**TASK INSTRUCTIONS**
Go to the line containing "Read this page and output its text content." below; retype it and all following lines exactly, and leave out the pictures.

--- start of SUPPLIED RECORDS ---

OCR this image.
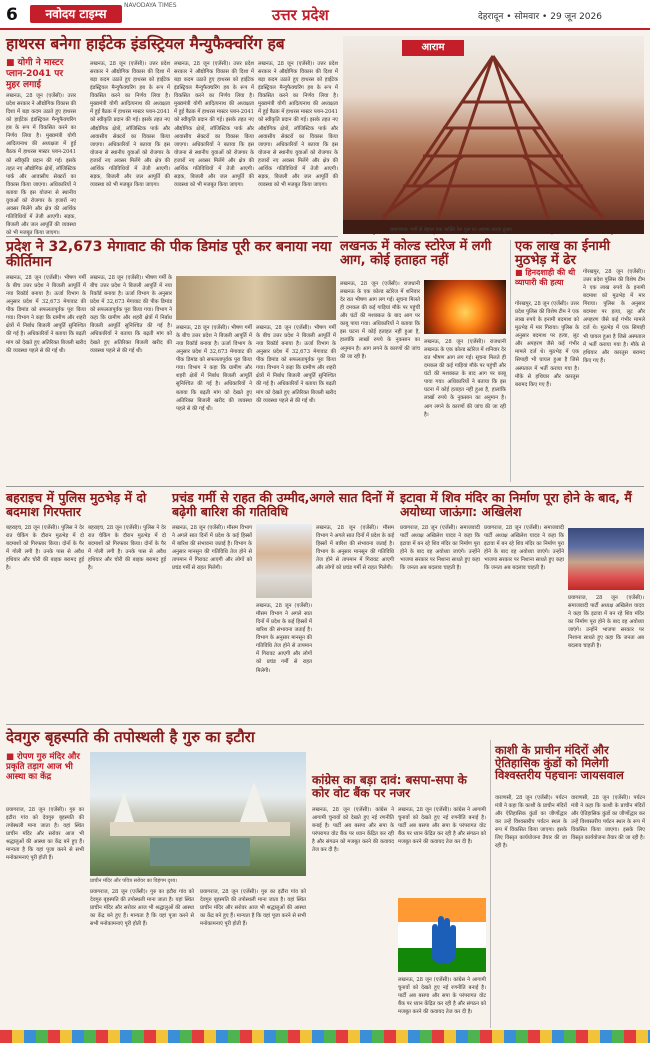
6	नवोदय टाइम्स
NAVODAYA TIMES
उत्तर प्रदेश	देहरादून • सोमवार • 29 जून 2026
हाथरस बनेगा हाईटेक इंडस्ट्रियल मैन्युफैक्चरिंग हब
■ योगी ने मास्टर प्लान-2041 पर मुहर लगाई
लखनऊ, 28 जून (एजेंसी)। उत्तर प्रदेश सरकार ने औद्योगिक विकास की दिशा में बड़ा कदम उठाते हुए हाथरस को हाईटेक इंडस्ट्रियल मैन्युफैक्चरिंग हब के रूप में विकसित करने का निर्णय लिया है। मुख्यमंत्री योगी आदित्यनाथ की अध्यक्षता में हुई बैठक में हाथरस मास्टर प्लान-2041 को स्वीकृति प्रदान की गई। इसके तहत नए औद्योगिक क्षेत्रों, लॉजिस्टिक पार्क और आवासीय सेक्टरों का विकास किया जाएगा। अधिकारियों ने बताया कि इस योजना से स्थानीय युवाओं को रोजगार के हजारों नए अवसर मिलेंगे और क्षेत्र की आर्थिक गतिविधियों में तेजी आएगी। सड़क, बिजली और जल आपूर्ति की व्यवस्था को भी मजबूत किया जाएगा।
लखनऊ, 28 जून (एजेंसी)। उत्तर प्रदेश सरकार ने औद्योगिक विकास की दिशा में बड़ा कदम उठाते हुए हाथरस को हाईटेक इंडस्ट्रियल मैन्युफैक्चरिंग हब के रूप में विकसित करने का निर्णय लिया है। मुख्यमंत्री योगी आदित्यनाथ की अध्यक्षता में हुई बैठक में हाथरस मास्टर प्लान-2041 को स्वीकृति प्रदान की गई। इसके तहत नए औद्योगिक क्षेत्रों, लॉजिस्टिक पार्क और आवासीय सेक्टरों का विकास किया जाएगा। अधिकारियों ने बताया कि इस योजना से स्थानीय युवाओं को रोजगार के हजारों नए अवसर मिलेंगे और क्षेत्र की आर्थिक गतिविधियों में तेजी आएगी। सड़क, बिजली और जल आपूर्ति की व्यवस्था को भी मजबूत किया जाएगा।
लखनऊ, 28 जून (एजेंसी)। उत्तर प्रदेश सरकार ने औद्योगिक विकास की दिशा में बड़ा कदम उठाते हुए हाथरस को हाईटेक इंडस्ट्रियल मैन्युफैक्चरिंग हब के रूप में विकसित करने का निर्णय लिया है। मुख्यमंत्री योगी आदित्यनाथ की अध्यक्षता में हुई बैठक में हाथरस मास्टर प्लान-2041 को स्वीकृति प्रदान की गई। इसके तहत नए औद्योगिक क्षेत्रों, लॉजिस्टिक पार्क और आवासीय सेक्टरों का विकास किया जाएगा। अधिकारियों ने बताया कि इस योजना से स्थानीय युवाओं को रोजगार के हजारों नए अवसर मिलेंगे और क्षेत्र की आर्थिक गतिविधियों में तेजी आएगी। सड़क, बिजली और जल आपूर्ति की व्यवस्था को भी मजबूत किया जाएगा।
लखनऊ, 28 जून (एजेंसी)। उत्तर प्रदेश सरकार ने औद्योगिक विकास की दिशा में बड़ा कदम उठाते हुए हाथरस को हाईटेक इंडस्ट्रियल मैन्युफैक्चरिंग हब के रूप में विकसित करने का निर्णय लिया है। मुख्यमंत्री योगी आदित्यनाथ की अध्यक्षता में हुई बैठक में हाथरस मास्टर प्लान-2041 को स्वीकृति प्रदान की गई। इसके तहत नए औद्योगिक क्षेत्रों, लॉजिस्टिक पार्क और आवासीय सेक्टरों का विकास किया जाएगा। अधिकारियों ने बताया कि इस योजना से स्थानीय युवाओं को रोजगार के हजारों नए अवसर मिलेंगे और क्षेत्र की आर्थिक गतिविधियों में तेजी आएगी। सड़क, बिजली और जल आपूर्ति की व्यवस्था को भी मजबूत किया जाएगा।
आराम
प्रयागराज: गर्मी से बेहाल एक व्यक्ति रेल पुल पर आराम करता हुआ।
प्रदेश ने 32,673 मेगावाट की पीक डिमांड पूरी कर बनाया नया कीर्तिमान
लखनऊ, 28 जून (एजेंसी)। भीषण गर्मी के बीच उत्तर प्रदेश ने बिजली आपूर्ति में नया रिकॉर्ड बनाया है। ऊर्जा विभाग के अनुसार प्रदेश में 32,673 मेगावाट की पीक डिमांड को सफलतापूर्वक पूरा किया गया। विभाग ने कहा कि ग्रामीण और शहरी क्षेत्रों में निर्बाध बिजली आपूर्ति सुनिश्चित की गई है। अधिकारियों ने बताया कि बढ़ती मांग को देखते हुए अतिरिक्त बिजली खरीद की व्यवस्था पहले से की गई थी।
लखनऊ, 28 जून (एजेंसी)। भीषण गर्मी के बीच उत्तर प्रदेश ने बिजली आपूर्ति में नया रिकॉर्ड बनाया है। ऊर्जा विभाग के अनुसार प्रदेश में 32,673 मेगावाट की पीक डिमांड को सफलतापूर्वक पूरा किया गया। विभाग ने कहा कि ग्रामीण और शहरी क्षेत्रों में निर्बाध बिजली आपूर्ति सुनिश्चित की गई है। अधिकारियों ने बताया कि बढ़ती मांग को देखते हुए अतिरिक्त बिजली खरीद की व्यवस्था पहले से की गई थी।
लखनऊ, 28 जून (एजेंसी)। भीषण गर्मी के बीच उत्तर प्रदेश ने बिजली आपूर्ति में नया रिकॉर्ड बनाया है। ऊर्जा विभाग के अनुसार प्रदेश में 32,673 मेगावाट की पीक डिमांड को सफलतापूर्वक पूरा किया गया। विभाग ने कहा कि ग्रामीण और शहरी क्षेत्रों में निर्बाध बिजली आपूर्ति सुनिश्चित की गई है। अधिकारियों ने बताया कि बढ़ती मांग को देखते हुए अतिरिक्त बिजली खरीद की व्यवस्था पहले से की गई थी।
लखनऊ, 28 जून (एजेंसी)। भीषण गर्मी के बीच उत्तर प्रदेश ने बिजली आपूर्ति में नया रिकॉर्ड बनाया है। ऊर्जा विभाग के अनुसार प्रदेश में 32,673 मेगावाट की पीक डिमांड को सफलतापूर्वक पूरा किया गया। विभाग ने कहा कि ग्रामीण और शहरी क्षेत्रों में निर्बाध बिजली आपूर्ति सुनिश्चित की गई है। अधिकारियों ने बताया कि बढ़ती मांग को देखते हुए अतिरिक्त बिजली खरीद की व्यवस्था पहले से की गई थी।
लखनऊ में कोल्ड स्टोरेज में लगी आग, कोई हताहत नहीं
लखनऊ, 28 जून (एजेंसी)। राजधानी लखनऊ के एक कोल्ड स्टोरेज में शनिवार देर रात भीषण आग लग गई। सूचना मिलते ही दमकल की कई गाड़ियां मौके पर पहुंचीं और घंटों की मशक्कत के बाद आग पर काबू पाया गया। अधिकारियों ने बताया कि इस घटना में कोई हताहत नहीं हुआ है, हालांकि लाखों रुपये के नुकसान का अनुमान है। आग लगने के कारणों की जांच की जा रही है।
लखनऊ, 28 जून (एजेंसी)। राजधानी लखनऊ के एक कोल्ड स्टोरेज में शनिवार देर रात भीषण आग लग गई। सूचना मिलते ही दमकल की कई गाड़ियां मौके पर पहुंचीं और घंटों की मशक्कत के बाद आग पर काबू पाया गया। अधिकारियों ने बताया कि इस घटना में कोई हताहत नहीं हुआ है, हालांकि लाखों रुपये के नुकसान का अनुमान है। आग लगने के कारणों की जांच की जा रही है।
एक लाख का ईनामी मुठभेड़ में ढेर
■ हिनदशाही की थी व्यापारी की हत्या
गोरखपुर, 28 जून (एजेंसी)। उत्तर प्रदेश पुलिस की विशेष टीम ने एक लाख रुपये के इनामी बदमाश को मुठभेड़ में मार गिराया। पुलिस के अनुसार बदमाश पर हत्या, लूट और अपहरण जैसे कई गंभीर मामले दर्ज थे। मुठभेड़ में एक सिपाही भी घायल हुआ है जिसे अस्पताल में भर्ती कराया गया है। मौके से हथियार और कारतूस बरामद किए गए हैं।
गोरखपुर, 28 जून (एजेंसी)। उत्तर प्रदेश पुलिस की विशेष टीम ने एक लाख रुपये के इनामी बदमाश को मुठभेड़ में मार गिराया। पुलिस के अनुसार बदमाश पर हत्या, लूट और अपहरण जैसे कई गंभीर मामले दर्ज थे। मुठभेड़ में एक सिपाही भी घायल हुआ है जिसे अस्पताल में भर्ती कराया गया है। मौके से हथियार और कारतूस बरामद किए गए हैं।
बहराइच में पुलिस मुठभेड़ में दो बदमाश गिरफ्तार
बहराइच, 28 जून (एजेंसी)। पुलिस ने देर रात चेकिंग के दौरान मुठभेड़ में दो बदमाशों को गिरफ्तार किया। दोनों के पैर में गोली लगी है। उनके पास से अवैध हथियार और चोरी की बाइक बरामद हुई है।
बहराइच, 28 जून (एजेंसी)। पुलिस ने देर रात चेकिंग के दौरान मुठभेड़ में दो बदमाशों को गिरफ्तार किया। दोनों के पैर में गोली लगी है। उनके पास से अवैध हथियार और चोरी की बाइक बरामद हुई है।
प्रचंड गर्मी से राहत की उम्मीद,अगले सात दिनों में बढ़ेगी बारिश की गतिविधि
लखनऊ, 28 जून (एजेंसी)। मौसम विभाग ने अगले सात दिनों में प्रदेश के कई हिस्सों में बारिश की संभावना जताई है। विभाग के अनुसार मानसून की गतिविधि तेज होने से तापमान में गिरावट आएगी और लोगों को प्रचंड गर्मी से राहत मिलेगी।
लखनऊ, 28 जून (एजेंसी)। मौसम विभाग ने अगले सात दिनों में प्रदेश के कई हिस्सों में बारिश की संभावना जताई है। विभाग के अनुसार मानसून की गतिविधि तेज होने से तापमान में गिरावट आएगी और लोगों को प्रचंड गर्मी से राहत मिलेगी।
लखनऊ, 28 जून (एजेंसी)। मौसम विभाग ने अगले सात दिनों में प्रदेश के कई हिस्सों में बारिश की संभावना जताई है। विभाग के अनुसार मानसून की गतिविधि तेज होने से तापमान में गिरावट आएगी और लोगों को प्रचंड गर्मी से राहत मिलेगी।
इटावा में शिव मंदिर का निर्माण पूरा होने के बाद, मैं अयोध्या जाऊंगा: अखिलेश
प्रयागराज, 28 जून (एजेंसी)। समाजवादी पार्टी अध्यक्ष अखिलेश यादव ने कहा कि इटावा में बन रहे शिव मंदिर का निर्माण पूरा होने के बाद वह अयोध्या जाएंगे। उन्होंने भाजपा सरकार पर निशाना साधते हुए कहा कि जनता अब बदलाव चाहती है।
प्रयागराज, 28 जून (एजेंसी)। समाजवादी पार्टी अध्यक्ष अखिलेश यादव ने कहा कि इटावा में बन रहे शिव मंदिर का निर्माण पूरा होने के बाद वह अयोध्या जाएंगे। उन्होंने भाजपा सरकार पर निशाना साधते हुए कहा कि जनता अब बदलाव चाहती है।
प्रयागराज, 28 जून (एजेंसी)। समाजवादी पार्टी अध्यक्ष अखिलेश यादव ने कहा कि इटावा में बन रहे शिव मंदिर का निर्माण पूरा होने के बाद वह अयोध्या जाएंगे। उन्होंने भाजपा सरकार पर निशाना साधते हुए कहा कि जनता अब बदलाव चाहती है।
देवगुरु बृहस्पति की तपोस्थली है गुरु का इटौरा
■ रोपण गुरु मंदिर और प्रकृति तड़ाग आज भी आस्था का केंद्र
प्रयागराज, 28 जून (एजेंसी)। गुरु का इटौरा गांव को देवगुरु बृहस्पति की तपोस्थली माना जाता है। यहां स्थित प्राचीन मंदिर और सरोवर आज भी श्रद्धालुओं की आस्था का केंद्र बने हुए हैं। मान्यता है कि यहां पूजा करने से सभी मनोकामनाएं पूरी होती हैं।
प्राचीन मंदिर और पवित्र सरोवर का विहंगम दृश्य।
प्रयागराज, 28 जून (एजेंसी)। गुरु का इटौरा गांव को देवगुरु बृहस्पति की तपोस्थली माना जाता है। यहां स्थित प्राचीन मंदिर और सरोवर आज भी श्रद्धालुओं की आस्था का केंद्र बने हुए हैं। मान्यता है कि यहां पूजा करने से सभी मनोकामनाएं पूरी होती हैं।
प्रयागराज, 28 जून (एजेंसी)। गुरु का इटौरा गांव को देवगुरु बृहस्पति की तपोस्थली माना जाता है। यहां स्थित प्राचीन मंदिर और सरोवर आज भी श्रद्धालुओं की आस्था का केंद्र बने हुए हैं। मान्यता है कि यहां पूजा करने से सभी मनोकामनाएं पूरी होती हैं।
कांग्रेस का बड़ा दावं: बसपा-सपा के कोर वोट बैंक पर नजर
लखनऊ, 28 जून (एजेंसी)। कांग्रेस ने आगामी चुनावों को देखते हुए नई रणनीति बनाई है। पार्टी अब बसपा और सपा के परंपरागत वोट बैंक पर ध्यान केंद्रित कर रही है और संगठन को मजबूत करने की कवायद तेज कर दी है।
लखनऊ, 28 जून (एजेंसी)। कांग्रेस ने आगामी चुनावों को देखते हुए नई रणनीति बनाई है। पार्टी अब बसपा और सपा के परंपरागत वोट बैंक पर ध्यान केंद्रित कर रही है और संगठन को मजबूत करने की कवायद तेज कर दी है।
लखनऊ, 28 जून (एजेंसी)। कांग्रेस ने आगामी चुनावों को देखते हुए नई रणनीति बनाई है। पार्टी अब बसपा और सपा के परंपरागत वोट बैंक पर ध्यान केंद्रित कर रही है और संगठन को मजबूत करने की कवायद तेज कर दी है।
काशी के प्राचीन मंदिरों और ऐतिहासिक कुंडों को मिलेगी विश्वस्तरीय पहचानः जायसवाल
वाराणसी, 28 जून (एजेंसी)। पर्यटन मंत्री ने कहा कि काशी के प्राचीन मंदिरों और ऐतिहासिक कुंडों का जीर्णोद्धार कर उन्हें विश्वस्तरीय पर्यटन स्थल के रूप में विकसित किया जाएगा। इसके लिए विस्तृत कार्ययोजना तैयार की जा रही है।
वाराणसी, 28 जून (एजेंसी)। पर्यटन मंत्री ने कहा कि काशी के प्राचीन मंदिरों और ऐतिहासिक कुंडों का जीर्णोद्धार कर उन्हें विश्वस्तरीय पर्यटन स्थल के रूप में विकसित किया जाएगा। इसके लिए विस्तृत कार्ययोजना तैयार की जा रही है।
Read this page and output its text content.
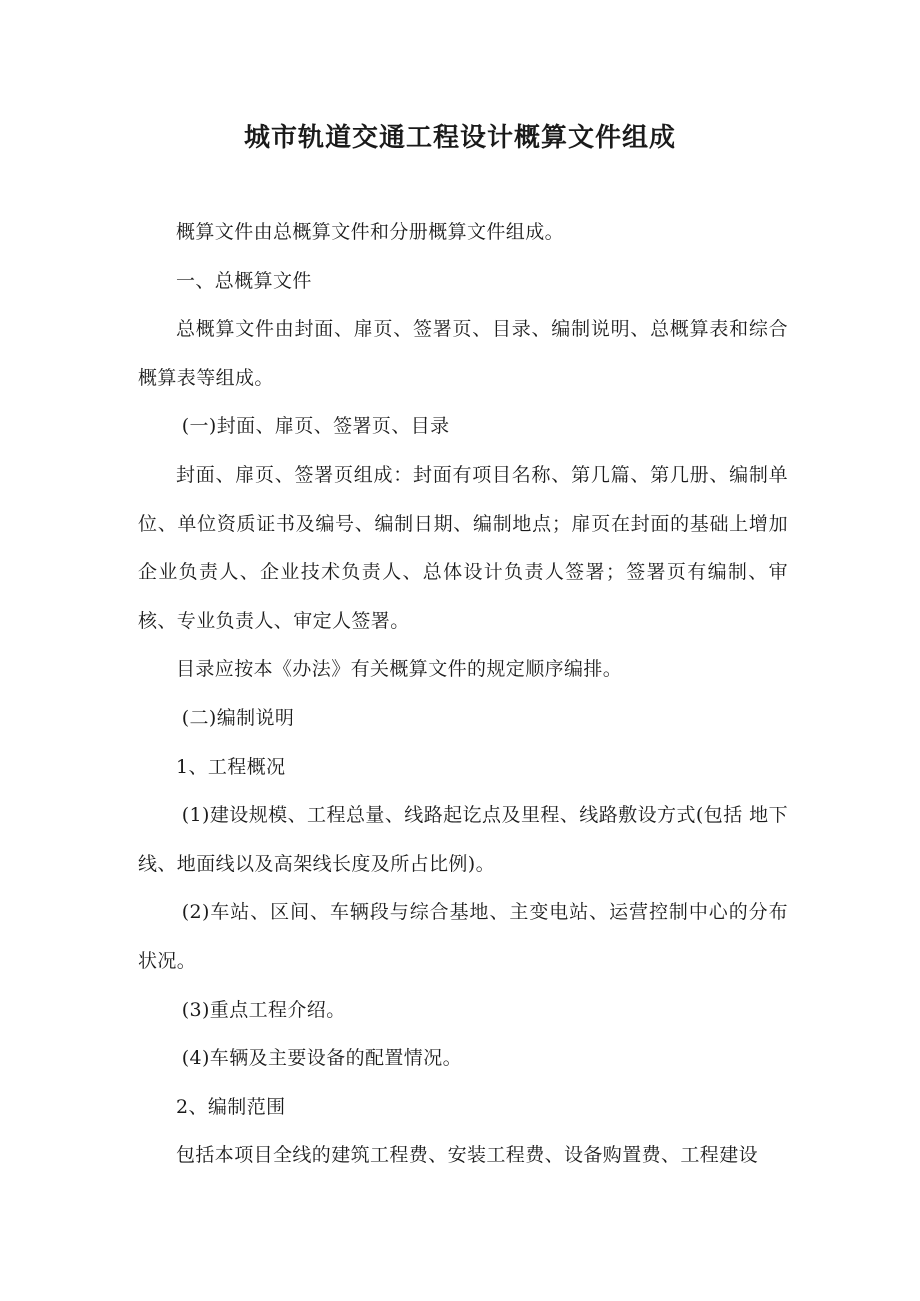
城市轨道交通工程设计概算文件组成

概算文件由总概算文件和分册概算文件组成。

一、总概算文件

总概算文件由封面、扉页、签署页、目录、编制说明、总概算表和综合概算表等组成。

(一)封面、扉页、签署页、目录

封面、扉页、签署页组成：封面有项目名称、第几篇、第几册、编制单位、单位资质证书及编号、编制日期、编制地点；扉页在封面的基础上增加企业负责人、企业技术负责人、总体设计负责人签署；签署页有编制、审核、专业负责人、审定人签署。

目录应按本《办法》有关概算文件的规定顺序编排。

(二)编制说明

1、工程概况

(1)建设规模、工程总量、线路起讫点及里程、线路敷设方式(包括 地下线、地面线以及高架线长度及所占比例)。

(2)车站、区间、车辆段与综合基地、主变电站、运营控制中心的分布状况。

(3)重点工程介绍。

(4)车辆及主要设备的配置情况。

2、编制范围

包括本项目全线的建筑工程费、安装工程费、设备购置费、工程建设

--- end of SUPPLIED RECORDS ---

**REPLY**
Read this page and output its text content.
城市轨道交通工程设计概算文件组成

概算文件由总概算文件和分册概算文件组成。

一、总概算文件

总概算文件由封面、扉页、签署页、目录、编制说明、总概算表和综合概算表等组成。

(一)封面、扉页、签署页、目录

封面、扉页、签署页组成：封面有项目名称、第几篇、第几册、编制单位、单位资质证书及编号、编制日期、编制地点；扉页在封面的基础上增加企业负责人、企业技术负责人、总体设计负责人签署；签署页有编制、审核、专业负责人、审定人签署。

目录应按本《办法》有关概算文件的规定顺序编排。

(二)编制说明

1、工程概况

(1)建设规模、工程总量、线路起讫点及里程、线路敷设方式(包括 地下线、地面线以及高架线长度及所占比例)。

(2)车站、区间、车辆段与综合基地、主变电站、运营控制中心的分布状况。

(3)重点工程介绍。

(4)车辆及主要设备的配置情况。

2、编制范围

包括本项目全线的建筑工程费、安装工程费、设备购置费、工程建设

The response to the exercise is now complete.